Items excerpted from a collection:

════════════════

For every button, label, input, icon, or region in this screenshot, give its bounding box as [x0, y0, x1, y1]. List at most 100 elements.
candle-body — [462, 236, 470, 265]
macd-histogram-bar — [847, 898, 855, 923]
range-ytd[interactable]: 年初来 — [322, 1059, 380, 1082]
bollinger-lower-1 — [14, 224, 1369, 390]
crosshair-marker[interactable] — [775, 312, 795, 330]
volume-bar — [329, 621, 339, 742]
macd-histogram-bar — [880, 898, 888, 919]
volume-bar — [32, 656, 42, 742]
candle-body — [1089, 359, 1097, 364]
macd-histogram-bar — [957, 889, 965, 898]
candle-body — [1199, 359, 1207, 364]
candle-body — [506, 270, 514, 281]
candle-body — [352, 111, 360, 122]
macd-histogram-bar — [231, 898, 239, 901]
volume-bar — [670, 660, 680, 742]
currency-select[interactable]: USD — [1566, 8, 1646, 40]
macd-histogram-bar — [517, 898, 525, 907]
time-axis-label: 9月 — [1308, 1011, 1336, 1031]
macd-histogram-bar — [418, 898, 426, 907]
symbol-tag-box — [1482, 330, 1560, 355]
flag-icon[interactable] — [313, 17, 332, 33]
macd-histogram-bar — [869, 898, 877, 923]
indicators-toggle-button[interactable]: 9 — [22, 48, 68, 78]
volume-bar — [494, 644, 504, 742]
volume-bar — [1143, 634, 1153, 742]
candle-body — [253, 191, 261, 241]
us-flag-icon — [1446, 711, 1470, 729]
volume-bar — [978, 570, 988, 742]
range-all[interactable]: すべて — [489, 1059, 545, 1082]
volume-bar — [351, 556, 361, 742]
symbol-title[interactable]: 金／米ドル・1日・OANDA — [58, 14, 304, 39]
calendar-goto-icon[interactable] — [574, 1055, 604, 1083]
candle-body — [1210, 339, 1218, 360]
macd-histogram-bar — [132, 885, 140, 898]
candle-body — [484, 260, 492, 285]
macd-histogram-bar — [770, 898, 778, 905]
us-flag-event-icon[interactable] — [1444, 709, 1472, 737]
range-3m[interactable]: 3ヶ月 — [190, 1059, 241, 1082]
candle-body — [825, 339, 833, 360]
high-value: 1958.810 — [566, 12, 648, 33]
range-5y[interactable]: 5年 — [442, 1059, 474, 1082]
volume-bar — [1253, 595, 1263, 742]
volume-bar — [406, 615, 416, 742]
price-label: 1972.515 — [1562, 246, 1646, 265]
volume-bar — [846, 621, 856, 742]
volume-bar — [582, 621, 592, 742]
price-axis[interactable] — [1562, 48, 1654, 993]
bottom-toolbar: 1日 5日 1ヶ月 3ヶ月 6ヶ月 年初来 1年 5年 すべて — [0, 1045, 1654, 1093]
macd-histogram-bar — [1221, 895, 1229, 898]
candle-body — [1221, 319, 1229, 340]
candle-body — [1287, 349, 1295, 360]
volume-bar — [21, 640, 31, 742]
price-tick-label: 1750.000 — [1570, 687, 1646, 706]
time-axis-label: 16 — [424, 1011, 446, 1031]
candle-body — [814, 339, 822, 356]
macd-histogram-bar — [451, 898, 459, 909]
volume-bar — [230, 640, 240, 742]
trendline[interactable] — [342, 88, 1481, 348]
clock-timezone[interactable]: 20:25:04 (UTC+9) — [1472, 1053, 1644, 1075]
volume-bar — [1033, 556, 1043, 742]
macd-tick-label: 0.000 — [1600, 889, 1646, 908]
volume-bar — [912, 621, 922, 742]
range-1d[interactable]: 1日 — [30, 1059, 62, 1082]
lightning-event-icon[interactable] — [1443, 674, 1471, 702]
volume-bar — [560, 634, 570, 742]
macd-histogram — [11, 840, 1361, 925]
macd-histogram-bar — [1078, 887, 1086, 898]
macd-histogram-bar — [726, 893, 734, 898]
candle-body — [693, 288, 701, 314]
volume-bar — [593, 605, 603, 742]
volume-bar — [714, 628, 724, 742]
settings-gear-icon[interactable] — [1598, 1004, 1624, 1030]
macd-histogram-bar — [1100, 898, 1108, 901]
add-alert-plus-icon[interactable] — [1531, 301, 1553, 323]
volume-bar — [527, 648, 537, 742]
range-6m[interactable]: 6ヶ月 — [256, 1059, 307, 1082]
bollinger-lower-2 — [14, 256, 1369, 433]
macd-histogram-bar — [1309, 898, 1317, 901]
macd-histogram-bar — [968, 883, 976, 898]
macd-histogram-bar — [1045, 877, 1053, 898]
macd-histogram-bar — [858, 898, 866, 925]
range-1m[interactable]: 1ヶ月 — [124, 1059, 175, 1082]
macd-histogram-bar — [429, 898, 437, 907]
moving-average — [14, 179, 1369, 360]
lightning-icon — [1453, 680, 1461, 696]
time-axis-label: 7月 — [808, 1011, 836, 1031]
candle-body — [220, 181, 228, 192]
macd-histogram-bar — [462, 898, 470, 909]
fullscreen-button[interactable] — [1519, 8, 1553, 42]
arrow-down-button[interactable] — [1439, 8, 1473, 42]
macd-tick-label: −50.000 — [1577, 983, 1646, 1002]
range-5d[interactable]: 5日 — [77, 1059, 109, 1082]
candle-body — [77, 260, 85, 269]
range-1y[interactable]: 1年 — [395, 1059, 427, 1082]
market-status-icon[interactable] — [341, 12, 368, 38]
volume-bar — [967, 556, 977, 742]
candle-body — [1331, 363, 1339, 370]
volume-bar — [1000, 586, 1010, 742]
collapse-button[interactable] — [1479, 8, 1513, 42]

════════════════

WHAT NEEDS TO BE DONE: Can you reproduce every line of the items above with no changes at all?

SOLUTION FOR THIS EXERCISE:
For every button, label, input, icon, or region in this screenshot, give its bounding box as [x0, y0, x1, y1]. List at most 100 elements.
candle-body — [462, 236, 470, 265]
macd-histogram-bar — [847, 898, 855, 923]
range-ytd[interactable]: 年初来 — [322, 1059, 380, 1082]
bollinger-lower-1 — [14, 224, 1369, 390]
crosshair-marker[interactable] — [775, 312, 795, 330]
volume-bar — [329, 621, 339, 742]
macd-histogram-bar — [880, 898, 888, 919]
volume-bar — [32, 656, 42, 742]
candle-body — [1089, 359, 1097, 364]
macd-histogram-bar — [957, 889, 965, 898]
candle-body — [1199, 359, 1207, 364]
candle-body — [506, 270, 514, 281]
candle-body — [352, 111, 360, 122]
macd-histogram-bar — [231, 898, 239, 901]
volume-bar — [670, 660, 680, 742]
currency-select[interactable]: USD — [1566, 8, 1646, 40]
macd-histogram-bar — [517, 898, 525, 907]
time-axis-label: 9月 — [1308, 1011, 1336, 1031]
macd-histogram-bar — [418, 898, 426, 907]
symbol-tag-box — [1482, 330, 1560, 355]
flag-icon[interactable] — [313, 17, 332, 33]
macd-histogram-bar — [869, 898, 877, 923]
indicators-toggle-button[interactable]: 9 — [22, 48, 68, 78]
volume-bar — [494, 644, 504, 742]
volume-bar — [1143, 634, 1153, 742]
candle-body — [253, 191, 261, 241]
us-flag-icon — [1446, 711, 1470, 729]
volume-bar — [978, 570, 988, 742]
range-all[interactable]: すべて — [489, 1059, 545, 1082]
volume-bar — [351, 556, 361, 742]
symbol-title[interactable]: 金／米ドル・1日・OANDA — [58, 14, 304, 39]
calendar-goto-icon[interactable] — [574, 1055, 604, 1083]
candle-body — [1210, 339, 1218, 360]
macd-histogram-bar — [132, 885, 140, 898]
candle-body — [484, 260, 492, 285]
macd-histogram-bar — [770, 898, 778, 905]
us-flag-event-icon[interactable] — [1444, 709, 1472, 737]
range-3m[interactable]: 3ヶ月 — [190, 1059, 241, 1082]
candle-body — [825, 339, 833, 360]
high-value: 1958.810 — [566, 12, 648, 33]
range-5y[interactable]: 5年 — [442, 1059, 474, 1082]
volume-bar — [1253, 595, 1263, 742]
volume-bar — [406, 615, 416, 742]
price-label: 1972.515 — [1562, 246, 1646, 265]
volume-bar — [846, 621, 856, 742]
volume-bar — [582, 621, 592, 742]
price-axis[interactable] — [1562, 48, 1654, 993]
bottom-toolbar: 1日 5日 1ヶ月 3ヶ月 6ヶ月 年初来 1年 5年 すべて — [0, 1045, 1654, 1093]
macd-histogram-bar — [1221, 895, 1229, 898]
candle-body — [1221, 319, 1229, 340]
candle-body — [1287, 349, 1295, 360]
volume-bar — [21, 640, 31, 742]
price-tick-label: 1750.000 — [1570, 687, 1646, 706]
time-axis-label: 16 — [424, 1011, 446, 1031]
candle-body — [814, 339, 822, 356]
macd-histogram-bar — [451, 898, 459, 909]
volume-bar — [230, 640, 240, 742]
trendline[interactable] — [342, 88, 1481, 348]
clock-timezone[interactable]: 20:25:04 (UTC+9) — [1472, 1053, 1644, 1075]
volume-bar — [1033, 556, 1043, 742]
macd-tick-label: 0.000 — [1600, 889, 1646, 908]
volume-bar — [912, 621, 922, 742]
range-1d[interactable]: 1日 — [30, 1059, 62, 1082]
lightning-event-icon[interactable] — [1443, 674, 1471, 702]
volume-bar — [560, 634, 570, 742]
macd-histogram — [11, 840, 1361, 925]
macd-histogram-bar — [1078, 887, 1086, 898]
macd-histogram-bar — [726, 893, 734, 898]
candle-body — [693, 288, 701, 314]
volume-bar — [593, 605, 603, 742]
volume-bar — [714, 628, 724, 742]
settings-gear-icon[interactable] — [1598, 1004, 1624, 1030]
macd-histogram-bar — [1100, 898, 1108, 901]
add-alert-plus-icon[interactable] — [1531, 301, 1553, 323]
volume-bar — [527, 648, 537, 742]
range-6m[interactable]: 6ヶ月 — [256, 1059, 307, 1082]
bollinger-lower-2 — [14, 256, 1369, 433]
macd-histogram-bar — [1309, 898, 1317, 901]
macd-histogram-bar — [968, 883, 976, 898]
macd-histogram-bar — [1045, 877, 1053, 898]
macd-histogram-bar — [858, 898, 866, 925]
range-1m[interactable]: 1ヶ月 — [124, 1059, 175, 1082]
macd-histogram-bar — [429, 898, 437, 907]
moving-average — [14, 179, 1369, 360]
lightning-icon — [1453, 680, 1461, 696]
time-axis-label: 7月 — [808, 1011, 836, 1031]
candle-body — [220, 181, 228, 192]
macd-histogram-bar — [462, 898, 470, 909]
fullscreen-button[interactable] — [1519, 8, 1553, 42]
arrow-down-button[interactable] — [1439, 8, 1473, 42]
macd-tick-label: −50.000 — [1577, 983, 1646, 1002]
range-5d[interactable]: 5日 — [77, 1059, 109, 1082]
candle-body — [77, 260, 85, 269]
range-1y[interactable]: 1年 — [395, 1059, 427, 1082]
market-status-icon[interactable] — [341, 12, 368, 38]
volume-bar — [967, 556, 977, 742]
candle-body — [1331, 363, 1339, 370]
volume-bar — [1000, 586, 1010, 742]
collapse-button[interactable] — [1479, 8, 1513, 42]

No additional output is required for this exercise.